>> start

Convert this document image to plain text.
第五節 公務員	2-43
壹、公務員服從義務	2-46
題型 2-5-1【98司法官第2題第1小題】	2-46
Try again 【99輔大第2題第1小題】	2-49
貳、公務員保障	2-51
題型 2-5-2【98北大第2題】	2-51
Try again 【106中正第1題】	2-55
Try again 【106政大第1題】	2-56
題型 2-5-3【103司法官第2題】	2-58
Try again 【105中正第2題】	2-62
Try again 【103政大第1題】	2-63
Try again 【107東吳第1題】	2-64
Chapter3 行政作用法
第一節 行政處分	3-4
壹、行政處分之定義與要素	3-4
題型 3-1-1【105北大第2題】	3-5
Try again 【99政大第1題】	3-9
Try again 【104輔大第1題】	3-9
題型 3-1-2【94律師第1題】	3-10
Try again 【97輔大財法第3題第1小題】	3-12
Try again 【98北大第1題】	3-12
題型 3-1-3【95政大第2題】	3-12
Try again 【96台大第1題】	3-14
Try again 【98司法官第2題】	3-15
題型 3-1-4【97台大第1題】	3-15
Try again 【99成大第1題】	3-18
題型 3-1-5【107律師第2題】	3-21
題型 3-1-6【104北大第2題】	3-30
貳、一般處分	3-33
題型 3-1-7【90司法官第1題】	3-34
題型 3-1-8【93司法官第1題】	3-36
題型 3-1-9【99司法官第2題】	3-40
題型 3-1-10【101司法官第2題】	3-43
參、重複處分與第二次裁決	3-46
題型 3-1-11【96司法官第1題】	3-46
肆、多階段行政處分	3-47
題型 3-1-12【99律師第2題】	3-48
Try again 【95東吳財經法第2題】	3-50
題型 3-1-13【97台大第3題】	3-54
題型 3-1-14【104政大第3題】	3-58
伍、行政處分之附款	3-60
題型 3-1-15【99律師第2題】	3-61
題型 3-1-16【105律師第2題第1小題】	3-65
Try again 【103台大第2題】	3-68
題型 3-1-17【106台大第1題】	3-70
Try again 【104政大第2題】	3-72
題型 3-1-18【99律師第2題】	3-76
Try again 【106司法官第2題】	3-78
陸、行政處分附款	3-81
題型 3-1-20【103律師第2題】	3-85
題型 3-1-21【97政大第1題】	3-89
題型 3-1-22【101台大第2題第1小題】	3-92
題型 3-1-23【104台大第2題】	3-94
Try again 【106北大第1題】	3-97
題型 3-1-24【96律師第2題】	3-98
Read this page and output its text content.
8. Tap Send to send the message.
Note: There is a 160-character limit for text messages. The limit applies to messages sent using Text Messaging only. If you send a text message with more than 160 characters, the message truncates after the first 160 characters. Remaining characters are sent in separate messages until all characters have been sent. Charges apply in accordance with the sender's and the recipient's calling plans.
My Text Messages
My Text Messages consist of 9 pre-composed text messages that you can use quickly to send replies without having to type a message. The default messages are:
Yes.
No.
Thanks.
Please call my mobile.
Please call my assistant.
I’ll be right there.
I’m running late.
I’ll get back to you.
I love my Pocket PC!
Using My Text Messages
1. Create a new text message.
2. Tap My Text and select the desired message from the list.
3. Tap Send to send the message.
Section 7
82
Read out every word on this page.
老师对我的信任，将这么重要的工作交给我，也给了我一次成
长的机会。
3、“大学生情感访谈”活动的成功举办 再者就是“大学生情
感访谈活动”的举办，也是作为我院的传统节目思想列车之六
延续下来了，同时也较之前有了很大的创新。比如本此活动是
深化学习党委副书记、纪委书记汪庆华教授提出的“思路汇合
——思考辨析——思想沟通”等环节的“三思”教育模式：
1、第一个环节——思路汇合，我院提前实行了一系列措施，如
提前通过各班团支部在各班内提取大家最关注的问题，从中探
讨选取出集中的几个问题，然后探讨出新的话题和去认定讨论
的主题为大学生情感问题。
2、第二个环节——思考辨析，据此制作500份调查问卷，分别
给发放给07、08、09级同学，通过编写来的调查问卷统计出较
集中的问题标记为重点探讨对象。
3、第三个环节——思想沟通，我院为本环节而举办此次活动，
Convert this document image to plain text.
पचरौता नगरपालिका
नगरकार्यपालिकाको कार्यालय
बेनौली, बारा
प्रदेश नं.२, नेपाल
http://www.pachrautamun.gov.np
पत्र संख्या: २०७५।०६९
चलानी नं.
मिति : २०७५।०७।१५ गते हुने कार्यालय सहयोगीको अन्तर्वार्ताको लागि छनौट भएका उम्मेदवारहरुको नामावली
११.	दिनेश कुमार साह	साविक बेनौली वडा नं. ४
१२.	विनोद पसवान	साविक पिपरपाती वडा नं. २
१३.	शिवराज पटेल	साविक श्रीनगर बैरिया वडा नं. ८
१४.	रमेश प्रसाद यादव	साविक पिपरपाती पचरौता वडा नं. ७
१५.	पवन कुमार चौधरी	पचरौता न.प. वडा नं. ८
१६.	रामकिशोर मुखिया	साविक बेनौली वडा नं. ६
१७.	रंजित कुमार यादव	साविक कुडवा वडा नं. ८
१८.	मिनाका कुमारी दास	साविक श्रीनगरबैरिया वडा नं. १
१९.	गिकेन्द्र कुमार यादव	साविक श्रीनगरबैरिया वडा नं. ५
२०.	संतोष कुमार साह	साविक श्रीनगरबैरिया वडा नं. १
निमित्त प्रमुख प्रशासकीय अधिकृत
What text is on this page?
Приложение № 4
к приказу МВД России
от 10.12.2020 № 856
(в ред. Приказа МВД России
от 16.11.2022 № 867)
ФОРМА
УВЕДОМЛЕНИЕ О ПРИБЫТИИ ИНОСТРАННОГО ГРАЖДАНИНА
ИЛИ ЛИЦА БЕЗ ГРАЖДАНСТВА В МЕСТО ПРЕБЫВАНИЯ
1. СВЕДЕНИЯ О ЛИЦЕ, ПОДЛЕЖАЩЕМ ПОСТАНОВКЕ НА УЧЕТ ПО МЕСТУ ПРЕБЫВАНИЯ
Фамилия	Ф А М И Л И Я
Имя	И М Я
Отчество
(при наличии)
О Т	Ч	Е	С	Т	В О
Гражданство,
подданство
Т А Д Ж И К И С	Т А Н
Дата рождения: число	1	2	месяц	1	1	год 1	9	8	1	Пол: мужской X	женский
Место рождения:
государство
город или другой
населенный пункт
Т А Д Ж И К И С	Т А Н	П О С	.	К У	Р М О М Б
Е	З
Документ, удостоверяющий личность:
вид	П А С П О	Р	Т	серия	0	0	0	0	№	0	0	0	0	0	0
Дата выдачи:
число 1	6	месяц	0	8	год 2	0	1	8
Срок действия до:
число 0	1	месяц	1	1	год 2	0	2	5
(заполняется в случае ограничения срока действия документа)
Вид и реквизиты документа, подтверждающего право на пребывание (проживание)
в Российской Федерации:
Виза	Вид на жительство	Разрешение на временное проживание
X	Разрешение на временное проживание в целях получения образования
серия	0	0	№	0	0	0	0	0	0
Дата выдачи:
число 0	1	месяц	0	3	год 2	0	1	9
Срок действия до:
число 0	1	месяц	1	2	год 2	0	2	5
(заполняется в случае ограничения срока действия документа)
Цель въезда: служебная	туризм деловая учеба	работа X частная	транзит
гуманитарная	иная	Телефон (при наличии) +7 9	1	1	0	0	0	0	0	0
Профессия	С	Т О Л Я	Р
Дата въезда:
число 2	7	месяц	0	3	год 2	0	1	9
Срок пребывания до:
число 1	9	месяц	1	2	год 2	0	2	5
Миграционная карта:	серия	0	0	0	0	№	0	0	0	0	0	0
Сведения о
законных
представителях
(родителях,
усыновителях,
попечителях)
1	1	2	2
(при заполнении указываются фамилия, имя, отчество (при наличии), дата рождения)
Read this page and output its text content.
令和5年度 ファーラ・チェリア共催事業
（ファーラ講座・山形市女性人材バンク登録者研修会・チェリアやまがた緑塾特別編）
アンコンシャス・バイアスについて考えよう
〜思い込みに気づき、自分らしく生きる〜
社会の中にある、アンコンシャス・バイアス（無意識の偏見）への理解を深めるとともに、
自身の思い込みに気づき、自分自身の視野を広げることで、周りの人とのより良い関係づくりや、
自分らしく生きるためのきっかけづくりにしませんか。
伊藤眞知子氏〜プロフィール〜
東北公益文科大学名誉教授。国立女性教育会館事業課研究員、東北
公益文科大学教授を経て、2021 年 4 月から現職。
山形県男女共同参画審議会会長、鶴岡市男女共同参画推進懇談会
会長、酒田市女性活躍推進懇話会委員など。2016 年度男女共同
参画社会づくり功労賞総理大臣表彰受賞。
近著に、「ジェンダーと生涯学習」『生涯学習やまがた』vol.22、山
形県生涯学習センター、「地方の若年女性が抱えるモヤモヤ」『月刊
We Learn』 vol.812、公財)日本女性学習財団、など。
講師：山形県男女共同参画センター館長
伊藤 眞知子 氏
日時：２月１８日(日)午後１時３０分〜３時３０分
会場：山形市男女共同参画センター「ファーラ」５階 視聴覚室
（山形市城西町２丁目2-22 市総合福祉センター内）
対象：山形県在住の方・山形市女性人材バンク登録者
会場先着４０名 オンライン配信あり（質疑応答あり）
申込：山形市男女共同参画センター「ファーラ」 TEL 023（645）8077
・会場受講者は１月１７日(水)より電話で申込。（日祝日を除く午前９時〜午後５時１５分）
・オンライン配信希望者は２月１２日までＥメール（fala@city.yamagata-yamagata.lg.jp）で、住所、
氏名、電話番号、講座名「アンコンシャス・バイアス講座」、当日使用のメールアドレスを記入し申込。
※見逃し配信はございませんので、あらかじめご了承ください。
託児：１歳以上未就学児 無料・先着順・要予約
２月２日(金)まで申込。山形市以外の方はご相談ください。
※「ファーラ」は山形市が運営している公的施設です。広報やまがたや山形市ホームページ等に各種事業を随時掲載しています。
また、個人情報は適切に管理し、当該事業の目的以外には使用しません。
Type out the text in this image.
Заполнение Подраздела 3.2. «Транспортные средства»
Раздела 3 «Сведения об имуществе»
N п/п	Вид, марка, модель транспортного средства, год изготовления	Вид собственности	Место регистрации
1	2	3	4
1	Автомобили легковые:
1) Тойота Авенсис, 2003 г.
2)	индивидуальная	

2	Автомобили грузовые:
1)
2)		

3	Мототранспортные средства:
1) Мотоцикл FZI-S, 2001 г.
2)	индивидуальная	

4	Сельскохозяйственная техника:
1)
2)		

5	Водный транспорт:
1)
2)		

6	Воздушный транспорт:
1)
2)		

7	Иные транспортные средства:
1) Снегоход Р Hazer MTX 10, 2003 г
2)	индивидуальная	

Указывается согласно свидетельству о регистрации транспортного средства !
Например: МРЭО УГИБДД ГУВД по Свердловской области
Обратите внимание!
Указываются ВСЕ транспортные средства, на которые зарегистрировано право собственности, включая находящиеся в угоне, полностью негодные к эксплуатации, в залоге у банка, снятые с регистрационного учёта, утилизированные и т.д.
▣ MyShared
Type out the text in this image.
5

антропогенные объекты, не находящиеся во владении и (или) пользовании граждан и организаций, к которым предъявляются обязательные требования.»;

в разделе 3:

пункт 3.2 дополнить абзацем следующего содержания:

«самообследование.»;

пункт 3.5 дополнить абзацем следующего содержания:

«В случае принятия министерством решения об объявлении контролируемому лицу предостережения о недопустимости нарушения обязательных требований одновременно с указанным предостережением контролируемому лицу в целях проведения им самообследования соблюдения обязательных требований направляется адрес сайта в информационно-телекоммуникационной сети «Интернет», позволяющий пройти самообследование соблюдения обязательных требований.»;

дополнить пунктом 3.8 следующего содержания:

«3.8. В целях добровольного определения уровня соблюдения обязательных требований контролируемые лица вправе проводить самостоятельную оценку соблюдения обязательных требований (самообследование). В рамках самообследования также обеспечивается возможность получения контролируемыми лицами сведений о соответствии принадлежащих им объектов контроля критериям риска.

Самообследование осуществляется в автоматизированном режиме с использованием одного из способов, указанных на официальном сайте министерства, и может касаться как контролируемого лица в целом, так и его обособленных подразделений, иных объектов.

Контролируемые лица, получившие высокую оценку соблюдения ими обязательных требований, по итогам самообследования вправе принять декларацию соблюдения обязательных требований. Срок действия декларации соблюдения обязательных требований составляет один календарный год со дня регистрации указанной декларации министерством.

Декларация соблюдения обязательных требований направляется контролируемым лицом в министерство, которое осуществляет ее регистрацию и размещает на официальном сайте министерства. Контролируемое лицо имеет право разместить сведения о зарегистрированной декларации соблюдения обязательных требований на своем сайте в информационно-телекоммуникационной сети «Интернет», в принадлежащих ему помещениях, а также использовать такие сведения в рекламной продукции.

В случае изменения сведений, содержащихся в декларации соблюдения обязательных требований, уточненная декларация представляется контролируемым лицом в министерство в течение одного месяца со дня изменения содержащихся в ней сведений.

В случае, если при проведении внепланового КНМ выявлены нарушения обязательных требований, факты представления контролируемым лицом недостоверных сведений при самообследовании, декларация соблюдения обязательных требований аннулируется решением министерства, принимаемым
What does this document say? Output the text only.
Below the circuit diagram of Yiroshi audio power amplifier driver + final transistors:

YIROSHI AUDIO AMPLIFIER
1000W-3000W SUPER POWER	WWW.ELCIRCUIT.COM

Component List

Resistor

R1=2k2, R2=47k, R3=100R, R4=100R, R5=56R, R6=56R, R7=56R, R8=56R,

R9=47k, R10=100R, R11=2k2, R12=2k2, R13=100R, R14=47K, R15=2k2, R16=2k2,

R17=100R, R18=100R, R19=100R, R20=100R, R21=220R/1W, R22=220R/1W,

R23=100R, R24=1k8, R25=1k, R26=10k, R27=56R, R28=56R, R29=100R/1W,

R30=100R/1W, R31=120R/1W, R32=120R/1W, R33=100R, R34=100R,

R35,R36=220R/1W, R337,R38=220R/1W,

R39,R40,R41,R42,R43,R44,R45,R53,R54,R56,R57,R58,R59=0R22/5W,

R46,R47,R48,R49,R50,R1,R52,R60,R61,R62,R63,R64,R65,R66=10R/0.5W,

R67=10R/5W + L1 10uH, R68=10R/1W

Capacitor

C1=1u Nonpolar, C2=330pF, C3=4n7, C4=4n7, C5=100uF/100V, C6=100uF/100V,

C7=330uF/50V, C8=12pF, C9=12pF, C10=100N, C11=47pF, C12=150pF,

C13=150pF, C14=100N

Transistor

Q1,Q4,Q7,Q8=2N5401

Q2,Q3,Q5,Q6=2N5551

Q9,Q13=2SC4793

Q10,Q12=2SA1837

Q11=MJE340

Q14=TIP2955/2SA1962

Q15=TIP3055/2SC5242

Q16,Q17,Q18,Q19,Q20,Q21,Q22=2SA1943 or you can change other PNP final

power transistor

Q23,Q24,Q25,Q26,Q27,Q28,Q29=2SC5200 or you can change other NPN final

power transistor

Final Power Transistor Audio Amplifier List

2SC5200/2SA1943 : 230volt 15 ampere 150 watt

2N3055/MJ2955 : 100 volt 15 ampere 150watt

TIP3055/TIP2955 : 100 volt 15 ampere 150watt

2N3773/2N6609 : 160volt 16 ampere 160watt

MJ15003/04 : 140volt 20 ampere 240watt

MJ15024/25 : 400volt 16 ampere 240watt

>> end

### REQUIRED TASK
Filter the entries down to the lines with the word "одного" in them.

### RESULT
Самообследование осуществляется в автоматизированном режиме с использованием одного из способов, указанных на официальном сайте министерства, и может касаться как контролируемого лица в целом, так и его обособленных подразделений, иных объектов.
В случае изменения сведений, содержащихся в декларации соблюдения обязательных требований, уточненная декларация представляется контролируемым лицом в министерство в течение одного месяца со дня изменения содержащихся в ней сведений.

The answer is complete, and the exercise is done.